_WORK INSTRUCTIONS_. Copy the rows below word for word, keeping every character and line break the same.

# start of DATASET RECORDS

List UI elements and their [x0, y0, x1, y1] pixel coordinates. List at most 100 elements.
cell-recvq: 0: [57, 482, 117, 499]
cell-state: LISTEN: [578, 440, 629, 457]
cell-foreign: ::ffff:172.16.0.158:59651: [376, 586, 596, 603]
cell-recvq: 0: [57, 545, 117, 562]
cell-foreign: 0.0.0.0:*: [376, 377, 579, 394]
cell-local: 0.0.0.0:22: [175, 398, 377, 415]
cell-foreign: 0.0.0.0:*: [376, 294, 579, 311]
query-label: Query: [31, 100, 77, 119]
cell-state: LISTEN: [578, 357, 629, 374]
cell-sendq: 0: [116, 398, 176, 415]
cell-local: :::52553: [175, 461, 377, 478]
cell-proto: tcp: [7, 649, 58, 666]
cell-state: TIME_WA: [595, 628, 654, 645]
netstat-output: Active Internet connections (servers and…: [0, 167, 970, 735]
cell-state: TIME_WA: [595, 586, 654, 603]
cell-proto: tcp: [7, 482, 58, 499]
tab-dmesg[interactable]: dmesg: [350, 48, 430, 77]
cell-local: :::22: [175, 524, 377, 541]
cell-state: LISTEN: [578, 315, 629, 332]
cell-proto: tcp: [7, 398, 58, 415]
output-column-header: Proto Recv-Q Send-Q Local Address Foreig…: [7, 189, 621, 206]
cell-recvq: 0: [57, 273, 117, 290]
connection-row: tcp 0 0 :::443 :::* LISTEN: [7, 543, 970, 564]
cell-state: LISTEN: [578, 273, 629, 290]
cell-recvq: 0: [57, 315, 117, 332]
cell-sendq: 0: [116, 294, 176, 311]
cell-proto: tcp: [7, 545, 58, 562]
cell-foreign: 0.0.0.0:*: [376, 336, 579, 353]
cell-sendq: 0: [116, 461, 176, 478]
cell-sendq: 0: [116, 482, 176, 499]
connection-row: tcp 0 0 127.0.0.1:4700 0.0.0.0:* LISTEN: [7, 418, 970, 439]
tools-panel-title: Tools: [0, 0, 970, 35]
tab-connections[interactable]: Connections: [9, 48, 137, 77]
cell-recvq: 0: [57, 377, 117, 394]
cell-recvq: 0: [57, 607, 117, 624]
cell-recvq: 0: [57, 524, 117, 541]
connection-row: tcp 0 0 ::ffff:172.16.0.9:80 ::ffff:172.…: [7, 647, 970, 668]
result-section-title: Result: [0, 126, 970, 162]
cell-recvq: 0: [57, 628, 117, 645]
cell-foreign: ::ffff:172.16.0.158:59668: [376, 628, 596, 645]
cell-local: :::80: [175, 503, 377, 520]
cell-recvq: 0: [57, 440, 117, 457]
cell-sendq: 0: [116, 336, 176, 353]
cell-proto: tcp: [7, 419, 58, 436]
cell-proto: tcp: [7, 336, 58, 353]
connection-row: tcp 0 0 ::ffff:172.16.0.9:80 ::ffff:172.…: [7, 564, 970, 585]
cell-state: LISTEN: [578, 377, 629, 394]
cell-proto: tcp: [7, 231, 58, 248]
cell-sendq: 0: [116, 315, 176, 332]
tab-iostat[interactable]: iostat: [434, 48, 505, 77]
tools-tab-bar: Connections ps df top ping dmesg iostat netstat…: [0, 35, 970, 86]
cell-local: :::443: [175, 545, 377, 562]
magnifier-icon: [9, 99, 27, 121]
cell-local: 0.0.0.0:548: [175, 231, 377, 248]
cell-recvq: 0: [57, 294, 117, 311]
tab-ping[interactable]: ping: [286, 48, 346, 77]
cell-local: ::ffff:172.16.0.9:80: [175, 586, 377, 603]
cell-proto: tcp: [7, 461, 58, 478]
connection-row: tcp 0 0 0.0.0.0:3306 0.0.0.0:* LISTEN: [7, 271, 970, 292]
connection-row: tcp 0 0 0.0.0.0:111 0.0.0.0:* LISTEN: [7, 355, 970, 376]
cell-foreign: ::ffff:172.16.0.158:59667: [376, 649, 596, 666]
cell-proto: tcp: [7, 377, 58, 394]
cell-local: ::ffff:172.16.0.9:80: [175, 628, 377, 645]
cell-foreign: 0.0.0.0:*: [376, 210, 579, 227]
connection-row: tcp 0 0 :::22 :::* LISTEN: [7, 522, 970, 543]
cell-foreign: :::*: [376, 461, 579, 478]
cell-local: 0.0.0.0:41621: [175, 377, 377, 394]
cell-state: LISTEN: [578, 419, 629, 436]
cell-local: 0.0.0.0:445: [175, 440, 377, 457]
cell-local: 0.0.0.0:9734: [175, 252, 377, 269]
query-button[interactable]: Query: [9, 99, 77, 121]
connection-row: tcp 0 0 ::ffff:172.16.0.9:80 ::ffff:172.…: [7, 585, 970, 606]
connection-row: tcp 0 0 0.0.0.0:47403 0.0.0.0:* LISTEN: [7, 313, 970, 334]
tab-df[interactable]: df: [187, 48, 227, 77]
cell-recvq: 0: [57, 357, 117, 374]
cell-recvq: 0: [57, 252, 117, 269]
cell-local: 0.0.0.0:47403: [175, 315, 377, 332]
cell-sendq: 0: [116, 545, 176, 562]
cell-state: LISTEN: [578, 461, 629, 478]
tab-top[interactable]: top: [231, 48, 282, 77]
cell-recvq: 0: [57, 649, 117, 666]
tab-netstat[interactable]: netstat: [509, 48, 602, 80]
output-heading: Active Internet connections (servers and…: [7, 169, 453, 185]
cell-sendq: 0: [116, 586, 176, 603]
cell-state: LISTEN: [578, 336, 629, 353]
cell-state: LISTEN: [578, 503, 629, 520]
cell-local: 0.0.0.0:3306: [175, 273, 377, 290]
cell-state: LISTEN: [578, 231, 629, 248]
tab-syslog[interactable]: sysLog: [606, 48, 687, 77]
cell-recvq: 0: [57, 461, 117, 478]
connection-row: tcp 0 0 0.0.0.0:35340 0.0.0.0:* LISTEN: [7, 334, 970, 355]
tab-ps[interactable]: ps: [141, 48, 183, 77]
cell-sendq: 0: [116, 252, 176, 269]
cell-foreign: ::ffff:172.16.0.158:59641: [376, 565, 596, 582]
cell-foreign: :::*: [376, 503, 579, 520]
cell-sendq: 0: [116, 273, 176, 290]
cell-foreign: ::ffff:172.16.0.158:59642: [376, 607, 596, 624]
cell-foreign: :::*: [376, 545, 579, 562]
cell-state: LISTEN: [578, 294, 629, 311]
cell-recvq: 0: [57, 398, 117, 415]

# end of DATASET RECORDS

_RESPONSE FOR THIS EXERCISE_.
List UI elements and their [x0, y0, x1, y1] pixel coordinates. List at most 100 elements.
cell-recvq: 0: [57, 482, 117, 499]
cell-state: LISTEN: [578, 440, 629, 457]
cell-foreign: ::ffff:172.16.0.158:59651: [376, 586, 596, 603]
cell-recvq: 0: [57, 545, 117, 562]
cell-foreign: 0.0.0.0:*: [376, 377, 579, 394]
cell-local: 0.0.0.0:22: [175, 398, 377, 415]
cell-foreign: 0.0.0.0:*: [376, 294, 579, 311]
query-label: Query: [31, 100, 77, 119]
cell-state: LISTEN: [578, 357, 629, 374]
cell-sendq: 0: [116, 398, 176, 415]
cell-local: :::52553: [175, 461, 377, 478]
cell-proto: tcp: [7, 649, 58, 666]
cell-state: TIME_WA: [595, 628, 654, 645]
netstat-output: Active Internet connections (servers and…: [0, 167, 970, 735]
cell-state: TIME_WA: [595, 586, 654, 603]
cell-proto: tcp: [7, 482, 58, 499]
tab-dmesg[interactable]: dmesg: [350, 48, 430, 77]
cell-local: :::22: [175, 524, 377, 541]
cell-state: LISTEN: [578, 315, 629, 332]
cell-proto: tcp: [7, 398, 58, 415]
output-column-header: Proto Recv-Q Send-Q Local Address Foreig…: [7, 189, 621, 206]
cell-recvq: 0: [57, 273, 117, 290]
connection-row: tcp 0 0 :::443 :::* LISTEN: [7, 543, 970, 564]
cell-state: LISTEN: [578, 273, 629, 290]
cell-recvq: 0: [57, 315, 117, 332]
cell-sendq: 0: [116, 294, 176, 311]
cell-proto: tcp: [7, 545, 58, 562]
cell-foreign: 0.0.0.0:*: [376, 336, 579, 353]
cell-sendq: 0: [116, 461, 176, 478]
cell-sendq: 0: [116, 482, 176, 499]
connection-row: tcp 0 0 127.0.0.1:4700 0.0.0.0:* LISTEN: [7, 418, 970, 439]
tools-panel-title: Tools: [0, 0, 970, 35]
tab-connections[interactable]: Connections: [9, 48, 137, 77]
cell-recvq: 0: [57, 377, 117, 394]
cell-recvq: 0: [57, 607, 117, 624]
cell-recvq: 0: [57, 524, 117, 541]
connection-row: tcp 0 0 ::ffff:172.16.0.9:80 ::ffff:172.…: [7, 647, 970, 668]
result-section-title: Result: [0, 126, 970, 162]
cell-recvq: 0: [57, 628, 117, 645]
cell-foreign: ::ffff:172.16.0.158:59668: [376, 628, 596, 645]
cell-local: :::80: [175, 503, 377, 520]
cell-recvq: 0: [57, 440, 117, 457]
cell-sendq: 0: [116, 336, 176, 353]
cell-proto: tcp: [7, 419, 58, 436]
cell-proto: tcp: [7, 336, 58, 353]
connection-row: tcp 0 0 ::ffff:172.16.0.9:80 ::ffff:172.…: [7, 564, 970, 585]
cell-state: LISTEN: [578, 377, 629, 394]
cell-proto: tcp: [7, 231, 58, 248]
cell-sendq: 0: [116, 315, 176, 332]
tab-iostat[interactable]: iostat: [434, 48, 505, 77]
tools-tab-bar: Connections ps df top ping dmesg iostat netstat…: [0, 35, 970, 86]
cell-local: :::443: [175, 545, 377, 562]
magnifier-icon: [9, 99, 27, 121]
cell-local: 0.0.0.0:548: [175, 231, 377, 248]
cell-recvq: 0: [57, 294, 117, 311]
tab-ping[interactable]: ping: [286, 48, 346, 77]
cell-local: ::ffff:172.16.0.9:80: [175, 586, 377, 603]
cell-proto: tcp: [7, 461, 58, 478]
connection-row: tcp 0 0 0.0.0.0:3306 0.0.0.0:* LISTEN: [7, 271, 970, 292]
connection-row: tcp 0 0 0.0.0.0:111 0.0.0.0:* LISTEN: [7, 355, 970, 376]
cell-foreign: ::ffff:172.16.0.158:59667: [376, 649, 596, 666]
cell-proto: tcp: [7, 377, 58, 394]
cell-local: ::ffff:172.16.0.9:80: [175, 628, 377, 645]
cell-foreign: 0.0.0.0:*: [376, 210, 579, 227]
connection-row: tcp 0 0 :::22 :::* LISTEN: [7, 522, 970, 543]
cell-foreign: :::*: [376, 461, 579, 478]
cell-local: 0.0.0.0:41621: [175, 377, 377, 394]
cell-state: LISTEN: [578, 419, 629, 436]
cell-local: 0.0.0.0:445: [175, 440, 377, 457]
cell-local: 0.0.0.0:9734: [175, 252, 377, 269]
query-button[interactable]: Query: [9, 99, 77, 121]
connection-row: tcp 0 0 ::ffff:172.16.0.9:80 ::ffff:172.…: [7, 585, 970, 606]
connection-row: tcp 0 0 0.0.0.0:47403 0.0.0.0:* LISTEN: [7, 313, 970, 334]
tab-df[interactable]: df: [187, 48, 227, 77]
cell-recvq: 0: [57, 357, 117, 374]
cell-recvq: 0: [57, 252, 117, 269]
cell-local: 0.0.0.0:47403: [175, 315, 377, 332]
cell-sendq: 0: [116, 545, 176, 562]
cell-state: LISTEN: [578, 461, 629, 478]
tab-top[interactable]: top: [231, 48, 282, 77]
cell-recvq: 0: [57, 649, 117, 666]
tab-netstat[interactable]: netstat: [509, 48, 602, 80]
output-heading: Active Internet connections (servers and…: [7, 169, 453, 185]
cell-sendq: 0: [116, 586, 176, 603]
cell-state: LISTEN: [578, 336, 629, 353]
cell-state: LISTEN: [578, 503, 629, 520]
cell-local: 0.0.0.0:3306: [175, 273, 377, 290]
cell-state: LISTEN: [578, 231, 629, 248]
tab-syslog[interactable]: sysLog: [606, 48, 687, 77]
cell-recvq: 0: [57, 461, 117, 478]
connection-row: tcp 0 0 0.0.0.0:35340 0.0.0.0:* LISTEN: [7, 334, 970, 355]
tab-ps[interactable]: ps: [141, 48, 183, 77]
cell-sendq: 0: [116, 252, 176, 269]
cell-foreign: ::ffff:172.16.0.158:59641: [376, 565, 596, 582]
cell-foreign: :::*: [376, 503, 579, 520]
cell-sendq: 0: [116, 273, 176, 290]
cell-foreign: ::ffff:172.16.0.158:59642: [376, 607, 596, 624]
cell-foreign: :::*: [376, 545, 579, 562]
cell-state: LISTEN: [578, 294, 629, 311]
cell-recvq: 0: [57, 398, 117, 415]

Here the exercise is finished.